§ GOAL OF THE EXERCISE: Transcribe the interview about AI in manufacturing below word for word, leaving out the lines that follow it.

━━ TEXT SEGMENT ━━

Despite the presence of AI in business, especially in marketing and sales, the manufacturing sector is lagging somewhat behind. Could the reasons be problems with access to data, standardization of processes, resistance to investing in modern AI tools, or lack of trust in AI tools? We discussed this today with Greg Bigos, CEO of F33. 
AI in Business Practice: Optimizing Manufacturing Processes vs. Challenges of Trusting AI Tools - a conversation with Greg Bigos, CEO of F33.

In today’s dynamic business world, using tools based on artificial intelligence (AI) is becoming an integral part of companies’ strategies. In the area of production planning, it is becoming a challenge to build trust in modern solutions. Despite the presence of AI in business, especially in marketing and sales, the manufacturing sector is lagging somewhat behind. Could the reasons be problems with access to data, standardization of processes, resistance to investing in modern AI tools, or lack of trust in AI tools? We discussed this today with Greg Bigos, CEO of F33. 

Greg, you have extensive knowledge and experience in the field of production planning. Together with Wit Jakuczun, CTO of F33, you are working on tools based on artificial intelligence with which you want to help companies optimize their business processes. Why this particular direction?

I have been involved in production planning for many years, and our deep experience in this field has led us to choose this particular field. My professional history also includes work on production process optimization, but before that, it was mainly focused on the ERP area, where artificial intelligence was not yet widely used.

Using Wit’s experience in building models and algorithms, we are adding a new dimension to our operations, which is a unique synergy. We have come a long way, innovating on the production side, primarily through the use of artificial intelligence. Continuous improvement and exploration of new possibilities make our approach to production planning modern and effective.

As we mentioned earlier, areas such as sales and marketing are already heavily using AI/ML technologies, and various AI tools have already penetrated many people’s daily lives. However, we note that these technologies are not as widely used in production. Our goal is to change this picture by providing practical and innovative AI-based solutions that deliver actual results for companies operating in the manufacturing field.

━━━
━━ LISTED ENTRIES ━━

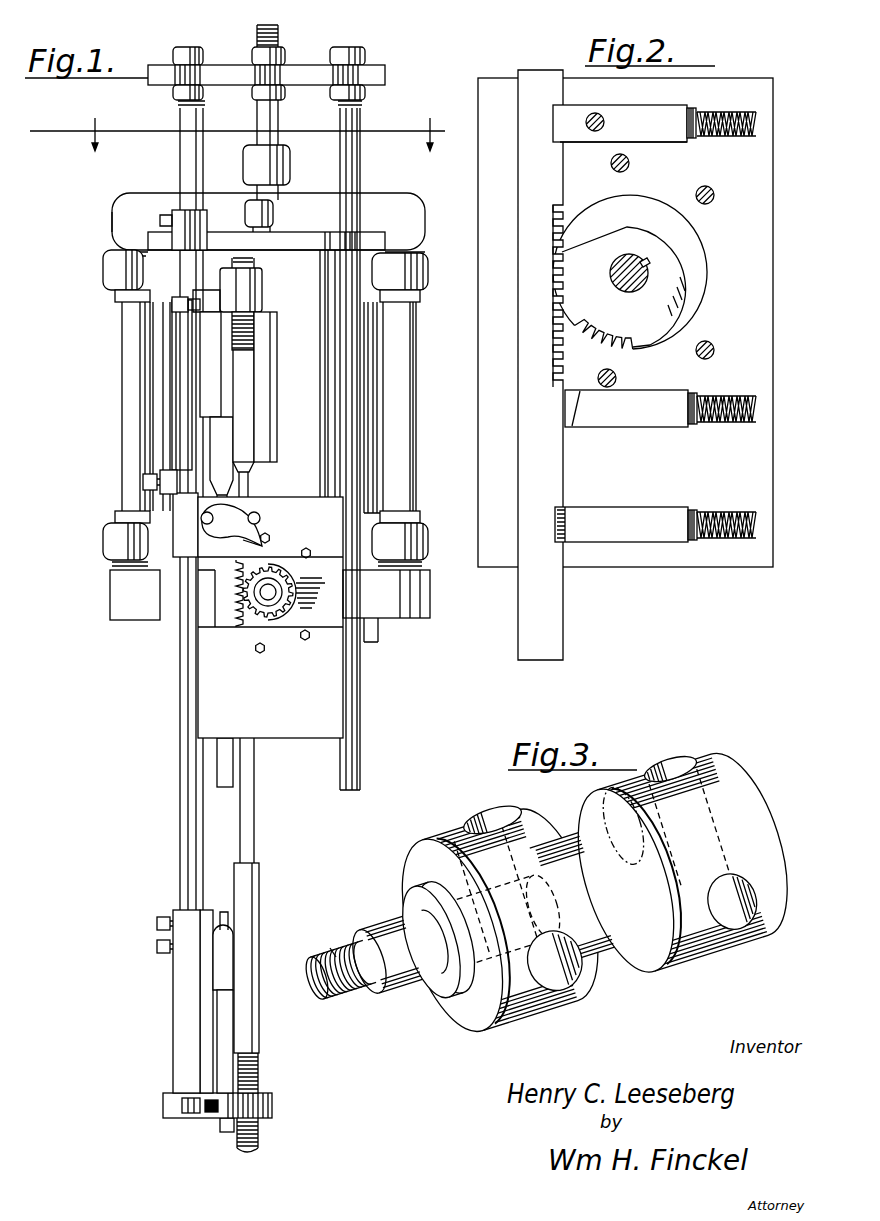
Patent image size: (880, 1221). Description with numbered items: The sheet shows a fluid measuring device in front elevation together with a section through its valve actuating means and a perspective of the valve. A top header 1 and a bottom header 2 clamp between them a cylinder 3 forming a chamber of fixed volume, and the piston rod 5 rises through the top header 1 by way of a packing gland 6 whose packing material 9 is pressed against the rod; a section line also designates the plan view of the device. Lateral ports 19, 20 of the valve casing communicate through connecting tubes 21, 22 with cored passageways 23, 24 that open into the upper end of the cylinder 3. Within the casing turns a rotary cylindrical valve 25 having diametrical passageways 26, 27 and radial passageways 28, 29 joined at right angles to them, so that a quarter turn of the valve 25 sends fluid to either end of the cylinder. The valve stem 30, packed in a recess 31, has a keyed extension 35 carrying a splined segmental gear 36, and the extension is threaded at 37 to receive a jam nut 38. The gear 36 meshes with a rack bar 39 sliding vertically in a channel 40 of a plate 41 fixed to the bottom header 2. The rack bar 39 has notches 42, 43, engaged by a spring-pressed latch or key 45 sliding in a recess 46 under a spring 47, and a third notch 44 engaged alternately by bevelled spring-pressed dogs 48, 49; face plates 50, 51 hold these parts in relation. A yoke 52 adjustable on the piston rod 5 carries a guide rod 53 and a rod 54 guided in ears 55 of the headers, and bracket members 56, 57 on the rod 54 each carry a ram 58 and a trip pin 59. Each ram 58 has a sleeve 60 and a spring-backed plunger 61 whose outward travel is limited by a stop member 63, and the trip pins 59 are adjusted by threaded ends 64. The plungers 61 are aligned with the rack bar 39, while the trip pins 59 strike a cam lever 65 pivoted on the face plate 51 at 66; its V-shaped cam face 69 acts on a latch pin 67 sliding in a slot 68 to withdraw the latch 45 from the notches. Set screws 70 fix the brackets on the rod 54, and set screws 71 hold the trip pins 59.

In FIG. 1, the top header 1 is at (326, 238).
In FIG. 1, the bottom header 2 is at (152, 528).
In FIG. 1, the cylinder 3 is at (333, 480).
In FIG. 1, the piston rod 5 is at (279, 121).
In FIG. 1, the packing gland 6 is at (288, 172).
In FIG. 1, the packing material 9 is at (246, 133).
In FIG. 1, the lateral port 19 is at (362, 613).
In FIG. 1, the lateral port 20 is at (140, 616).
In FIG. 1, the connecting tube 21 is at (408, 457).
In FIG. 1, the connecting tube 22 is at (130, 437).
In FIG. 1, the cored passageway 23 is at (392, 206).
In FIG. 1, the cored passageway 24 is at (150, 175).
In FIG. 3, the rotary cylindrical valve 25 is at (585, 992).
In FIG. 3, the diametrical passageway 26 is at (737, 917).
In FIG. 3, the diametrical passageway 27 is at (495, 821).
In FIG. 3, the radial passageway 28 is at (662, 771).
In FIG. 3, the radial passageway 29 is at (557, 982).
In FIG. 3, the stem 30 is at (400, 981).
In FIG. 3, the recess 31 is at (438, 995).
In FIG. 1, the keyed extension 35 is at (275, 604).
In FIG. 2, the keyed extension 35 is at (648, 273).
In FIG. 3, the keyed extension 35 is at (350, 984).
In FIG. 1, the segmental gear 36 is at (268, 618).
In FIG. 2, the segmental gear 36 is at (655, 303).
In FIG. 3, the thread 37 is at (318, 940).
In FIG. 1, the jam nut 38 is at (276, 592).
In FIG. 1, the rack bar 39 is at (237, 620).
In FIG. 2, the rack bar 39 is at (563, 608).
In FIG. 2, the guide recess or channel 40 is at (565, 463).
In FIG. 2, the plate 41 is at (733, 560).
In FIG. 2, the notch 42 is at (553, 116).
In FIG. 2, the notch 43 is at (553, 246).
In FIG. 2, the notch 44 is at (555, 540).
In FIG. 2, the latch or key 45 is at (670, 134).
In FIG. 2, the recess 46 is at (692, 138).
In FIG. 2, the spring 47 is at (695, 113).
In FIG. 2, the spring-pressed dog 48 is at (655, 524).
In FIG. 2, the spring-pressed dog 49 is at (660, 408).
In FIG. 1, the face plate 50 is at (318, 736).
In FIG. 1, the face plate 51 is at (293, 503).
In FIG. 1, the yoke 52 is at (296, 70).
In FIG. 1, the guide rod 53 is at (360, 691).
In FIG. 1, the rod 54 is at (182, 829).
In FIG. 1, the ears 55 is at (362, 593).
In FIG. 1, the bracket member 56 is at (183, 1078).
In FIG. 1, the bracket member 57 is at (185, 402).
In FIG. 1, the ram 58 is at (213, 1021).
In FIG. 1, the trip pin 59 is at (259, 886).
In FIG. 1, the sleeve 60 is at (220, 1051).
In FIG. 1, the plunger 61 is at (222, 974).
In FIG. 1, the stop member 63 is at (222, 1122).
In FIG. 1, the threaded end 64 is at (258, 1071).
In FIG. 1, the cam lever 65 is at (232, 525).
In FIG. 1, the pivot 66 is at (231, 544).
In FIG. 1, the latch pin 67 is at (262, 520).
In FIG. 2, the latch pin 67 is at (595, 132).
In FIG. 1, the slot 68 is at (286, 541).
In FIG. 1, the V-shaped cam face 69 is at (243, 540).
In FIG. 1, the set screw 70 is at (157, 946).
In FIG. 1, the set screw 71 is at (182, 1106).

━━━

§ FINISHED ANSWER:
Despite the presence of AI in business, especially in marketing and sales, the manufacturing sector is lagging somewhat behind. Could the reasons be problems with access to data, standardization of processes, resistance to investing in modern AI tools, or lack of trust in AI tools? We discussed this today with Greg Bigos, CEO of F33. 
AI in Business Practice: Optimizing Manufacturing Processes vs. Challenges of Trusting AI Tools - a conversation with Greg Bigos, CEO of F33.

In today’s dynamic business world, using tools based on artificial intelligence (AI) is becoming an integral part of companies’ strategies. In the area of production planning, it is becoming a challenge to build trust in modern solutions. Despite the presence of AI in business, especially in marketing and sales, the manufacturing sector is lagging somewhat behind. Could the reasons be problems with access to data, standardization of processes, resistance to investing in modern AI tools, or lack of trust in AI tools? We discussed this today with Greg Bigos, CEO of F33. 

Greg, you have extensive knowledge and experience in the field of production planning. Together with Wit Jakuczun, CTO of F33, you are working on tools based on artificial intelligence with which you want to help companies optimize their business processes. Why this particular direction?

I have been involved in production planning for many years, and our deep experience in this field has led us to choose this particular field. My professional history also includes work on production process optimization, but before that, it was mainly focused on the ERP area, where artificial intelligence was not yet widely used.

Using Wit’s experience in building models and algorithms, we are adding a new dimension to our operations, which is a unique synergy. We have come a long way, innovating on the production side, primarily through the use of artificial intelligence. Continuous improvement and exploration of new possibilities make our approach to production planning modern and effective.

As we mentioned earlier, areas such as sales and marketing are already heavily using AI/ML technologies, and various AI tools have already penetrated many people’s daily lives. However, we note that these technologies are not as widely used in production. Our goal is to change this picture by providing practical and innovative AI-based solutions that deliver actual results for companies operating in the manufacturing field.